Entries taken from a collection
# # # # # # #
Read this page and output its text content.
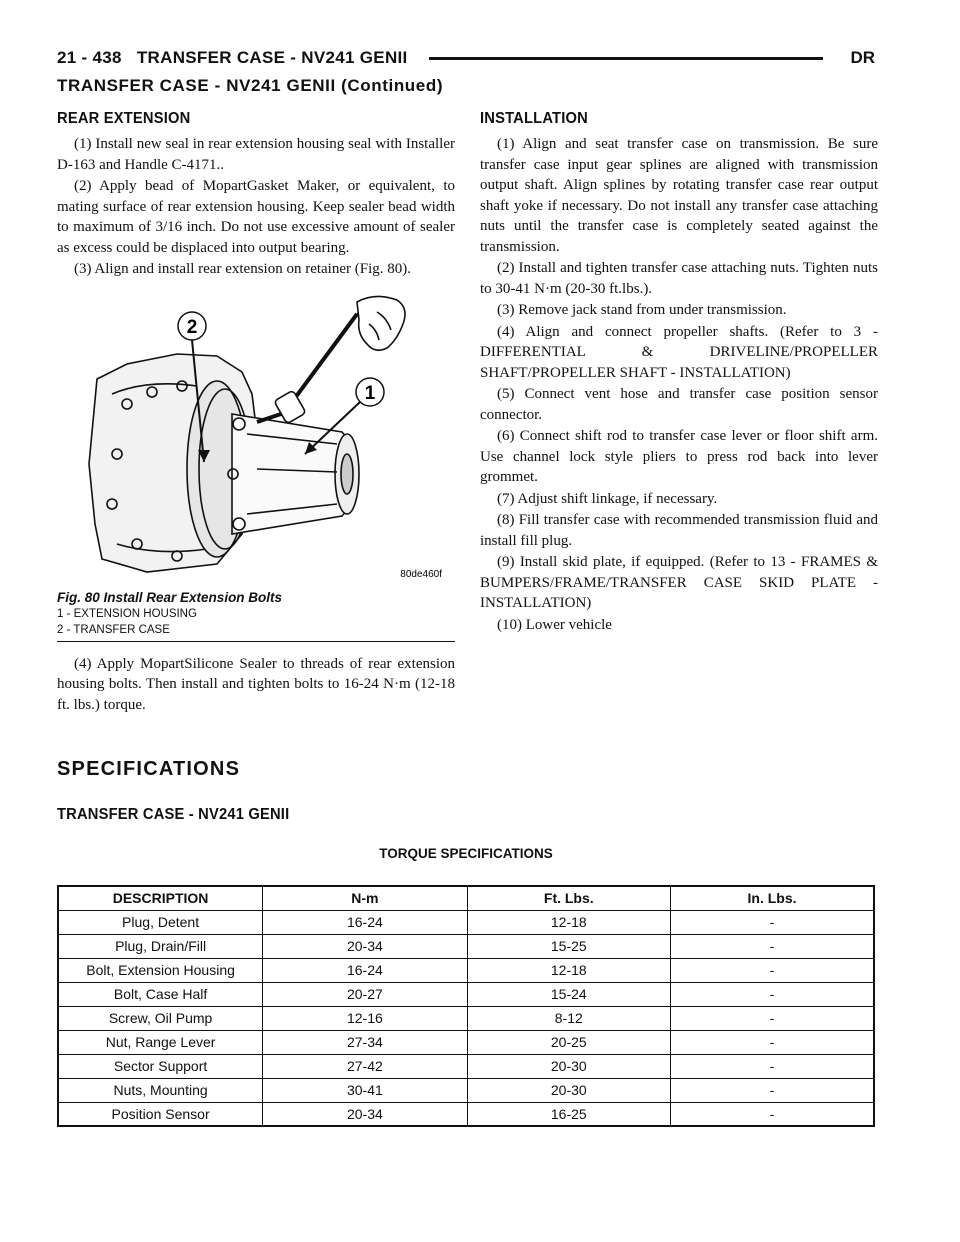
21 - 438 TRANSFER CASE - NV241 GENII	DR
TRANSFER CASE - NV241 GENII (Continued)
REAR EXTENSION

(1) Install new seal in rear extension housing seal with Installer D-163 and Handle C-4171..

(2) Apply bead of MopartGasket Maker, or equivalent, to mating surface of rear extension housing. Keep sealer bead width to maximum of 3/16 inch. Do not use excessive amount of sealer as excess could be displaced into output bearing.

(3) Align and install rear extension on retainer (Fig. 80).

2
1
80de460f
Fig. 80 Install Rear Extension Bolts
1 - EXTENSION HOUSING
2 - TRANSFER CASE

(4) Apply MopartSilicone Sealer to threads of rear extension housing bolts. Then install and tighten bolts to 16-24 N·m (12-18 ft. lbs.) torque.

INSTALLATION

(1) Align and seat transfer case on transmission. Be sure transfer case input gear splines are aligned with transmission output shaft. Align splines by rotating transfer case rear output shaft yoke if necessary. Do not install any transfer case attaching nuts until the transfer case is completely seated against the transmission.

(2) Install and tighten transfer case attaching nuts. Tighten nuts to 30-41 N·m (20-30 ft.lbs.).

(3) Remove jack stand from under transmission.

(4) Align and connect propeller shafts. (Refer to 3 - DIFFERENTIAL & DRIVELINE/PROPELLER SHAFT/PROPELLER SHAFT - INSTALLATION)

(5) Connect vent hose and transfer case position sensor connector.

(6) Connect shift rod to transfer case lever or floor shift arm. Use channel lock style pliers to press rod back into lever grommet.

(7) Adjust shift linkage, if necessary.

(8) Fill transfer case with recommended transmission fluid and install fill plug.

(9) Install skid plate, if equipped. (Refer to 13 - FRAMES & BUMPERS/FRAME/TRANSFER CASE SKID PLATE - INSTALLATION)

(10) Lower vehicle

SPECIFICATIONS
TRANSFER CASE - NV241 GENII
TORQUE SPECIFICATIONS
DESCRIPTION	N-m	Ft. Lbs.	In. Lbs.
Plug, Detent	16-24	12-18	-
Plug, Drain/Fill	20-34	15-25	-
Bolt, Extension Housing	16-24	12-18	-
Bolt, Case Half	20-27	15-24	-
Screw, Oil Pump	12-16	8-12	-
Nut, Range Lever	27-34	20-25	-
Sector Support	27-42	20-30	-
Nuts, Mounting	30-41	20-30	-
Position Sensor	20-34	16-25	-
# # # # # # #
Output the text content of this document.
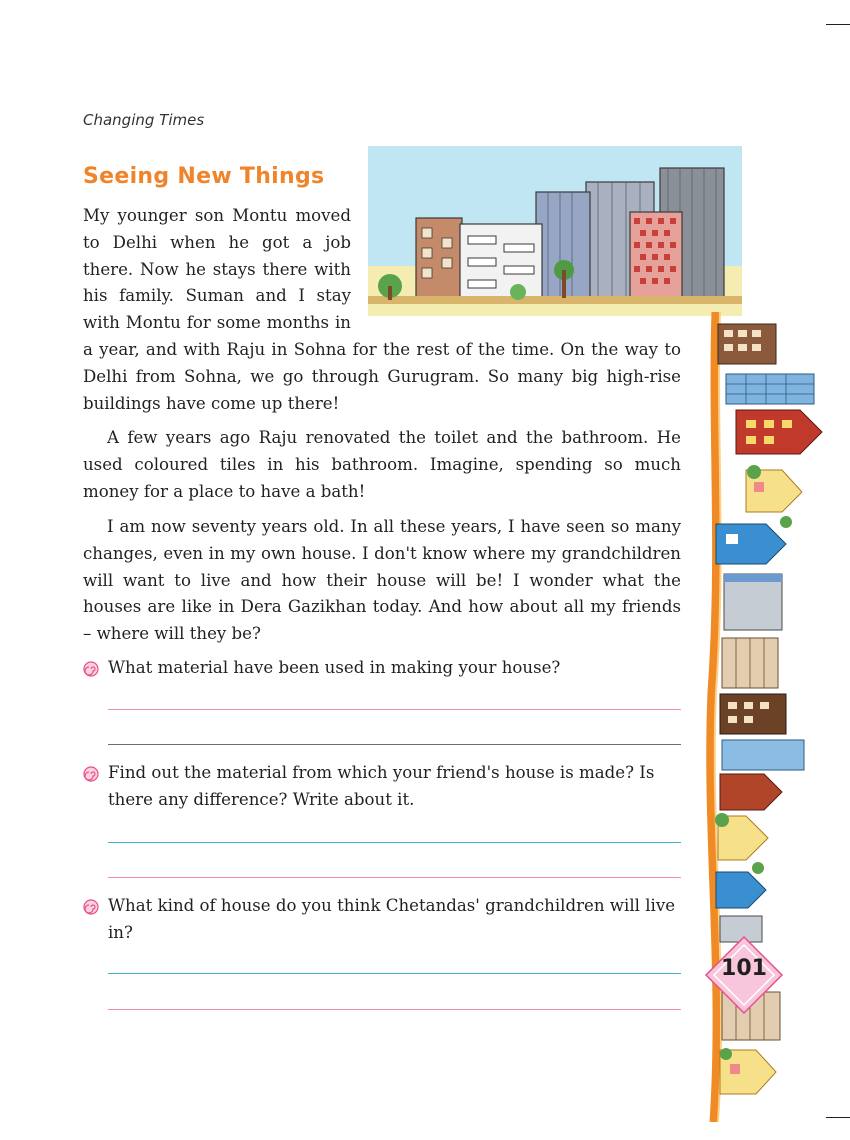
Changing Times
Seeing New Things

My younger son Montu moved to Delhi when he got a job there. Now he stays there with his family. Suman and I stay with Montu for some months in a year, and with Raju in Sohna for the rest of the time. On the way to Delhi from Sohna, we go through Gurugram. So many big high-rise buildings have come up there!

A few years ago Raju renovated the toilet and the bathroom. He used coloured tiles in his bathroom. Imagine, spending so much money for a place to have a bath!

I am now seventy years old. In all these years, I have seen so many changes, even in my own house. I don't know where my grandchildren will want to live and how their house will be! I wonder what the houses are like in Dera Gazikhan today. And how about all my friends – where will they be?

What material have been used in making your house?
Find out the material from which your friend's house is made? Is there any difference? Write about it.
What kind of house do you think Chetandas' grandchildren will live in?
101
# # # # # # #
_Prompt_: Look through the data above. Copy every line with the string "Fill" in it.

_Task result_:
(8) Fill transfer case with recommended transmission fluid and install fill plug.
Plug, Drain/Fill	20-34	15-25	-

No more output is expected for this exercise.